> [DATA EXTRACTS]
************
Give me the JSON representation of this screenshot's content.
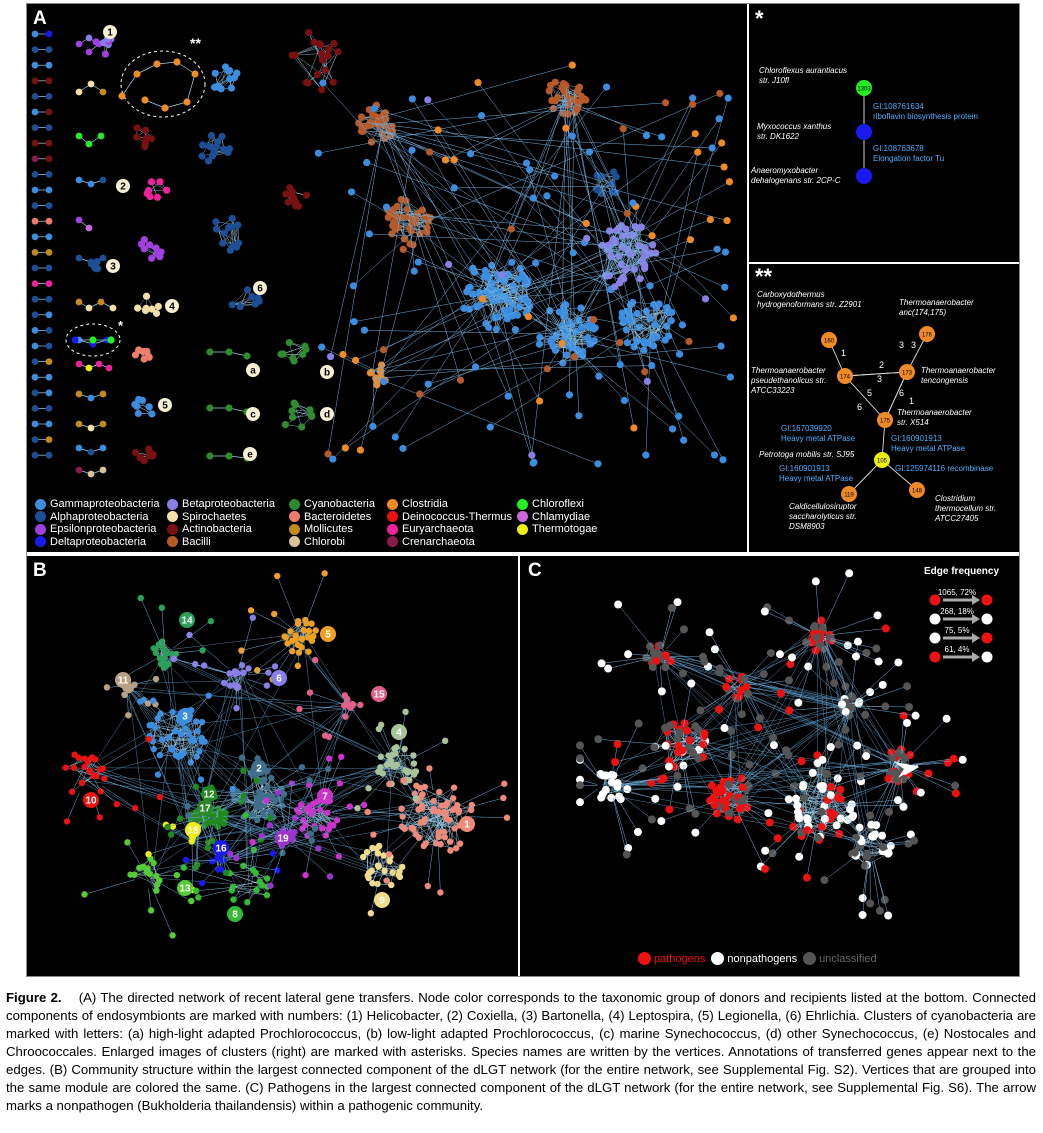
{
  "panels": {
    "a_label": "A",
    "b_label": "B",
    "c_label": "C",
    "star_label": "*",
    "star2_label": "**",
    "a_star_marker": "*",
    "a_star2_marker": "**"
  },
  "cluster_numbers": [
    "1",
    "2",
    "3",
    "4",
    "5",
    "6"
  ],
  "cluster_letters": [
    "a",
    "b",
    "c",
    "d",
    "e"
  ],
  "legend": [
    {
      "label": "Gammaproteobacteria",
      "color": "#3b8de0"
    },
    {
      "label": "Betaproteobacteria",
      "color": "#8a7fe6"
    },
    {
      "label": "Cyanobacteria",
      "color": "#2e8b2e"
    },
    {
      "label": "Clostridia",
      "color": "#f08a24"
    },
    {
      "label": "Chloroflexi",
      "color": "#22ee22"
    },
    {
      "label": "Alphaproteobacteria",
      "color": "#1c4f96"
    },
    {
      "label": "Spirochaetes",
      "color": "#f2dfa8"
    },
    {
      "label": "Bacteroidetes",
      "color": "#ef7c6a"
    },
    {
      "label": "Deinococcus-Thermus",
      "color": "#ee1111"
    },
    {
      "label": "Chlamydiae",
      "color": "#cc66dd"
    },
    {
      "label": "Epsilonproteobacteria",
      "color": "#a040e0"
    },
    {
      "label": "Actinobacteria",
      "color": "#7a1010"
    },
    {
      "label": "Mollicutes",
      "color": "#c48a1c"
    },
    {
      "label": "Euryarchaeota",
      "color": "#ee2299"
    },
    {
      "label": "Thermotogae",
      "color": "#eeee11"
    },
    {
      "label": "Deltaproteobacteria",
      "color": "#1a1aee"
    },
    {
      "label": "Bacilli",
      "color": "#b85a28"
    },
    {
      "label": "Chlorobi",
      "color": "#d8c49a"
    },
    {
      "label": "Crenarchaeota",
      "color": "#8a1a4a"
    }
  ],
  "inset_star": {
    "species": [
      {
        "name": "Chloroflexus aurantiacus",
        "strain": "str. J10fl",
        "node": "1303",
        "color": "#22ee22"
      },
      {
        "name": "Myxococcus xanthus",
        "strain": "str. DK1622",
        "node": "",
        "color": "#1a1aee"
      },
      {
        "name": "Anaeromyxobacter",
        "strain": "dehalogenans str. 2CP-C",
        "node": "",
        "color": "#1a1aee"
      }
    ],
    "genes": [
      {
        "gi": "GI:108761634",
        "desc": "riboflavin biosynthesis protein"
      },
      {
        "gi": "GI:108763678",
        "desc": "Elongation factor Tu"
      }
    ]
  },
  "inset_star2": {
    "species": [
      {
        "line1": "Carboxydothermus",
        "line2": "hydrogenoformans str. Z2901"
      },
      {
        "line1": "Thermoanaerobacter",
        "line2": "anc(174,175)"
      },
      {
        "line1": "Thermoanaerobacter",
        "line2": "pseudethanolicus str.",
        "line3": "ATCC33223"
      },
      {
        "line1": "Thermoanaerobacter",
        "line2": "tencongensis"
      },
      {
        "line1": "Thermoanaerobacter",
        "line2": "str. X514"
      },
      {
        "line1": "Petrotoga mobilis str. SJ95"
      },
      {
        "line1": "Caldicellulosiruptor",
        "line2": "saccharolyticus str.",
        "line3": "DSM8903"
      },
      {
        "line1": "Clostridium",
        "line2": "thermocellum str.",
        "line3": "ATCC27405"
      }
    ],
    "nodes": [
      "160",
      "176",
      "174",
      "173",
      "175",
      "105",
      "119",
      "148"
    ],
    "edge_numbers": [
      "1",
      "2",
      "3",
      "3",
      "3",
      "5",
      "6",
      "1",
      "6"
    ],
    "genes": [
      {
        "gi": "GI:167039920",
        "desc": "Heavy metal ATPase"
      },
      {
        "gi": "GI:160901913",
        "desc": "Heavy metal ATPase"
      },
      {
        "gi": "GI:160901913",
        "desc": "Heavy metal ATPase"
      },
      {
        "gi": "GI:125974116",
        "desc": "recombinase"
      }
    ]
  },
  "panel_b_modules": [
    "1",
    "2",
    "3",
    "4",
    "5",
    "6",
    "7",
    "8",
    "9",
    "10",
    "11",
    "12",
    "13",
    "14",
    "15",
    "16",
    "17",
    "18",
    "19"
  ],
  "panel_c": {
    "edge_frequency_title": "Edge frequency",
    "rows": [
      {
        "label": "1065, 72%",
        "from": "#ee1111",
        "to": "#ee1111"
      },
      {
        "label": "268, 18%",
        "from": "#ffffff",
        "to": "#ffffff"
      },
      {
        "label": "75, 5%",
        "from": "#ffffff",
        "to": "#ee1111"
      },
      {
        "label": "61, 4%",
        "from": "#ee1111",
        "to": "#ffffff"
      }
    ],
    "legend": [
      {
        "label": "pathogens",
        "color": "#ee1111"
      },
      {
        "label": "nonpathogens",
        "color": "#ffffff"
      },
      {
        "label": "unclassified",
        "color": "#555555"
      }
    ]
  },
  "caption": {
    "fig": "Figure 2.",
    "text": "(A) The directed network of recent lateral gene transfers. Node color corresponds to the taxonomic group of donors and recipients listed at the bottom. Connected components of endosymbionts are marked with numbers: (1) Helicobacter, (2) Coxiella, (3) Bartonella, (4) Leptospira, (5) Legionella, (6) Ehrlichia. Clusters of cyanobacteria are marked with letters: (a) high-light adapted Prochlorococcus, (b) low-light adapted Prochlorococcus, (c) marine Synechococcus, (d) other Synechococcus, (e) Nostocales and Chroococcales. Enlarged images of clusters (right) are marked with asterisks. Species names are written by the vertices. Annotations of transferred genes appear next to the edges. (B) Community structure within the largest connected component of the dLGT network (for the entire network, see Supplemental Fig. S2). Vertices that are grouped into the same module are colored the same. (C) Pathogens in the largest connected component of the dLGT network (for the entire network, see Supplemental Fig. S6). The arrow marks a nonpathogen (Bukholderia thailandensis) within a pathogenic community."
  }
}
************
> [WHAT THE TASK REQUIRES] Every line above should be printed again word for word, without its pictures.

> [FINISHED EXERCISE]
Give me the JSON representation of this screenshot's content.
{
  "panels": {
    "a_label": "A",
    "b_label": "B",
    "c_label": "C",
    "star_label": "*",
    "star2_label": "**",
    "a_star_marker": "*",
    "a_star2_marker": "**"
  },
  "cluster_numbers": [
    "1",
    "2",
    "3",
    "4",
    "5",
    "6"
  ],
  "cluster_letters": [
    "a",
    "b",
    "c",
    "d",
    "e"
  ],
  "legend": [
    {
      "label": "Gammaproteobacteria",
      "color": "#3b8de0"
    },
    {
      "label": "Betaproteobacteria",
      "color": "#8a7fe6"
    },
    {
      "label": "Cyanobacteria",
      "color": "#2e8b2e"
    },
    {
      "label": "Clostridia",
      "color": "#f08a24"
    },
    {
      "label": "Chloroflexi",
      "color": "#22ee22"
    },
    {
      "label": "Alphaproteobacteria",
      "color": "#1c4f96"
    },
    {
      "label": "Spirochaetes",
      "color": "#f2dfa8"
    },
    {
      "label": "Bacteroidetes",
      "color": "#ef7c6a"
    },
    {
      "label": "Deinococcus-Thermus",
      "color": "#ee1111"
    },
    {
      "label": "Chlamydiae",
      "color": "#cc66dd"
    },
    {
      "label": "Epsilonproteobacteria",
      "color": "#a040e0"
    },
    {
      "label": "Actinobacteria",
      "color": "#7a1010"
    },
    {
      "label": "Mollicutes",
      "color": "#c48a1c"
    },
    {
      "label": "Euryarchaeota",
      "color": "#ee2299"
    },
    {
      "label": "Thermotogae",
      "color": "#eeee11"
    },
    {
      "label": "Deltaproteobacteria",
      "color": "#1a1aee"
    },
    {
      "label": "Bacilli",
      "color": "#b85a28"
    },
    {
      "label": "Chlorobi",
      "color": "#d8c49a"
    },
    {
      "label": "Crenarchaeota",
      "color": "#8a1a4a"
    }
  ],
  "inset_star": {
    "species": [
      {
        "name": "Chloroflexus aurantiacus",
        "strain": "str. J10fl",
        "node": "1303",
        "color": "#22ee22"
      },
      {
        "name": "Myxococcus xanthus",
        "strain": "str. DK1622",
        "node": "",
        "color": "#1a1aee"
      },
      {
        "name": "Anaeromyxobacter",
        "strain": "dehalogenans str. 2CP-C",
        "node": "",
        "color": "#1a1aee"
      }
    ],
    "genes": [
      {
        "gi": "GI:108761634",
        "desc": "riboflavin biosynthesis protein"
      },
      {
        "gi": "GI:108763678",
        "desc": "Elongation factor Tu"
      }
    ]
  },
  "inset_star2": {
    "species": [
      {
        "line1": "Carboxydothermus",
        "line2": "hydrogenoformans str. Z2901"
      },
      {
        "line1": "Thermoanaerobacter",
        "line2": "anc(174,175)"
      },
      {
        "line1": "Thermoanaerobacter",
        "line2": "pseudethanolicus str.",
        "line3": "ATCC33223"
      },
      {
        "line1": "Thermoanaerobacter",
        "line2": "tencongensis"
      },
      {
        "line1": "Thermoanaerobacter",
        "line2": "str. X514"
      },
      {
        "line1": "Petrotoga mobilis str. SJ95"
      },
      {
        "line1": "Caldicellulosiruptor",
        "line2": "saccharolyticus str.",
        "line3": "DSM8903"
      },
      {
        "line1": "Clostridium",
        "line2": "thermocellum str.",
        "line3": "ATCC27405"
      }
    ],
    "nodes": [
      "160",
      "176",
      "174",
      "173",
      "175",
      "105",
      "119",
      "148"
    ],
    "edge_numbers": [
      "1",
      "2",
      "3",
      "3",
      "3",
      "5",
      "6",
      "1",
      "6"
    ],
    "genes": [
      {
        "gi": "GI:167039920",
        "desc": "Heavy metal ATPase"
      },
      {
        "gi": "GI:160901913",
        "desc": "Heavy metal ATPase"
      },
      {
        "gi": "GI:160901913",
        "desc": "Heavy metal ATPase"
      },
      {
        "gi": "GI:125974116",
        "desc": "recombinase"
      }
    ]
  },
  "panel_b_modules": [
    "1",
    "2",
    "3",
    "4",
    "5",
    "6",
    "7",
    "8",
    "9",
    "10",
    "11",
    "12",
    "13",
    "14",
    "15",
    "16",
    "17",
    "18",
    "19"
  ],
  "panel_c": {
    "edge_frequency_title": "Edge frequency",
    "rows": [
      {
        "label": "1065, 72%",
        "from": "#ee1111",
        "to": "#ee1111"
      },
      {
        "label": "268, 18%",
        "from": "#ffffff",
        "to": "#ffffff"
      },
      {
        "label": "75, 5%",
        "from": "#ffffff",
        "to": "#ee1111"
      },
      {
        "label": "61, 4%",
        "from": "#ee1111",
        "to": "#ffffff"
      }
    ],
    "legend": [
      {
        "label": "pathogens",
        "color": "#ee1111"
      },
      {
        "label": "nonpathogens",
        "color": "#ffffff"
      },
      {
        "label": "unclassified",
        "color": "#555555"
      }
    ]
  },
  "caption": {
    "fig": "Figure 2.",
    "text": "(A) The directed network of recent lateral gene transfers. Node color corresponds to the taxonomic group of donors and recipients listed at the bottom. Connected components of endosymbionts are marked with numbers: (1) Helicobacter, (2) Coxiella, (3) Bartonella, (4) Leptospira, (5) Legionella, (6) Ehrlichia. Clusters of cyanobacteria are marked with letters: (a) high-light adapted Prochlorococcus, (b) low-light adapted Prochlorococcus, (c) marine Synechococcus, (d) other Synechococcus, (e) Nostocales and Chroococcales. Enlarged images of clusters (right) are marked with asterisks. Species names are written by the vertices. Annotations of transferred genes appear next to the edges. (B) Community structure within the largest connected component of the dLGT network (for the entire network, see Supplemental Fig. S2). Vertices that are grouped into the same module are colored the same. (C) Pathogens in the largest connected component of the dLGT network (for the entire network, see Supplemental Fig. S6). The arrow marks a nonpathogen (Bukholderia thailandensis) within a pathogenic community."
  }
}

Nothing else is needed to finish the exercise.